## DESCRIPTION OF THE TASK
Write out the data below in full, unchanged, minus the images.

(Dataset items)
----------

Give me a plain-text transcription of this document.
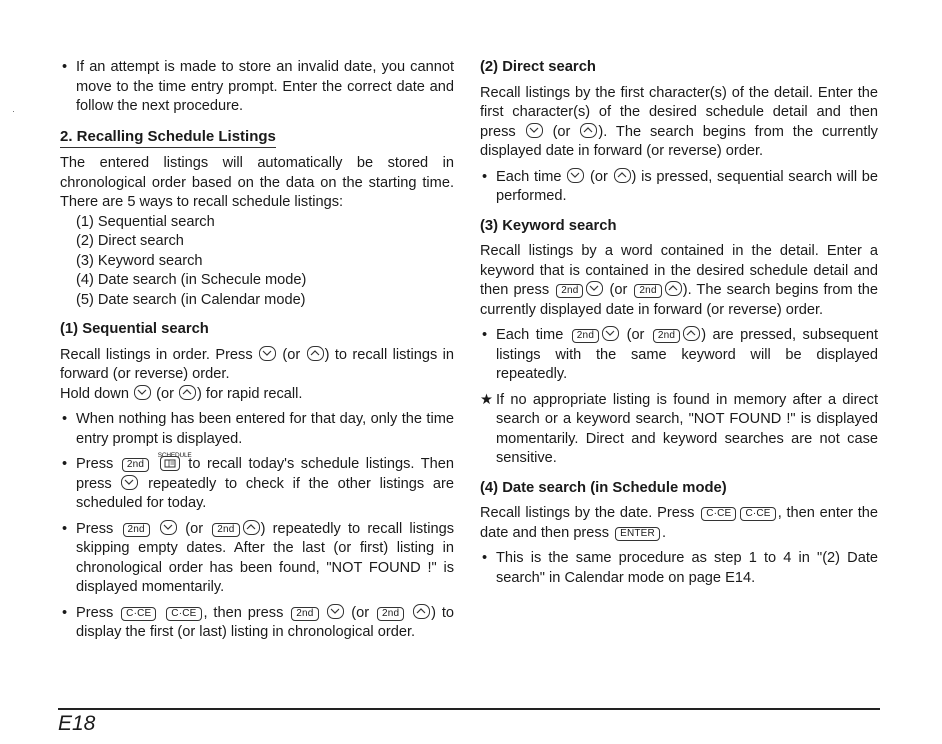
• If an attempt is made to store an invalid date, you cannot move to the time entry prompt. Enter the correct date and follow the next procedure.
2. Recalling Schedule Listings

The entered listings will automatically be stored in chronological order based on the data on the starting time. There are 5 ways to recall schedule listings:

(1) Sequential search
(2) Direct search
(3) Keyword search
(4) Date search (in Schecule mode)
(5) Date search (in Calendar mode)
(1) Sequential search

Recall listings in order. Press (or ) to recall listings in forward (or reverse) order.

Hold down (or ) for rapid recall.

• When nothing has been entered for that day, only the time entry prompt is displayed.
• Press 2nd
SCHEDULE
to recall today's schedule listings. Then press repeatedly to check if the other listings are scheduled for today.
• Press 2nd	(or 2nd ) repeatedly to recall listings skipping empty dates. After the last (or first) listing in chronological order has been found, "NOT FOUND !" is displayed momentarily.
• Press C·CE C·CE , then press 2nd	(or 2nd ) to display the first (or last) listing in chronological order.
(2) Direct search

Recall listings by the first character(s) of the detail. Enter the first character(s) of the desired schedule detail and then press	(or ). The search begins from the currently displayed date in forward (or reverse) order.

• Each time (or ) is pressed, sequential search will be performed.
(3) Keyword search

Recall listings by a word contained in the detail. Enter a keyword that is contained in the desired schedule detail and then press 2nd (or 2nd ). The search begins from the currently displayed date in forward (or reverse) order.

• Each time 2nd (or 2nd ) are pressed, subsequent listings with the same keyword will be displayed repeatedly.
★ If no appropriate listing is found in memory after a direct search or a keyword search, "NOT FOUND !" is displayed momentarily. Direct and keyword searches are not case sensitive.
(4) Date search (in Schedule mode)

Recall listings by the date. Press C·CE C·CE , then enter the date and then press ENTER .

• This is the same procedure as step 1 to 4 in "(2) Date search" in Calendar mode on page E14.
E18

----------

## CORRECT OUTPUT
Give me a plain-text transcription of this document.
• If an attempt is made to store an invalid date, you cannot move to the time entry prompt. Enter the correct date and follow the next procedure.
2. Recalling Schedule Listings

The entered listings will automatically be stored in chronological order based on the data on the starting time. There are 5 ways to recall schedule listings:

(1) Sequential search
(2) Direct search
(3) Keyword search
(4) Date search (in Schecule mode)
(5) Date search (in Calendar mode)
(1) Sequential search

Recall listings in order. Press (or ) to recall listings in forward (or reverse) order.

Hold down (or ) for rapid recall.

• When nothing has been entered for that day, only the time entry prompt is displayed.
• Press 2nd
SCHEDULE
to recall today's schedule listings. Then press repeatedly to check if the other listings are scheduled for today.
• Press 2nd	(or 2nd ) repeatedly to recall listings skipping empty dates. After the last (or first) listing in chronological order has been found, "NOT FOUND !" is displayed momentarily.
• Press C·CE C·CE , then press 2nd	(or 2nd ) to display the first (or last) listing in chronological order.
(2) Direct search

Recall listings by the first character(s) of the detail. Enter the first character(s) of the desired schedule detail and then press	(or ). The search begins from the currently displayed date in forward (or reverse) order.

• Each time (or ) is pressed, sequential search will be performed.
(3) Keyword search

Recall listings by a word contained in the detail. Enter a keyword that is contained in the desired schedule detail and then press 2nd (or 2nd ). The search begins from the currently displayed date in forward (or reverse) order.

• Each time 2nd (or 2nd ) are pressed, subsequent listings with the same keyword will be displayed repeatedly.
★ If no appropriate listing is found in memory after a direct search or a keyword search, "NOT FOUND !" is displayed momentarily. Direct and keyword searches are not case sensitive.
(4) Date search (in Schedule mode)

Recall listings by the date. Press C·CE C·CE , then enter the date and then press ENTER .

• This is the same procedure as step 1 to 4 in "(2) Date search" in Calendar mode on page E14.
E18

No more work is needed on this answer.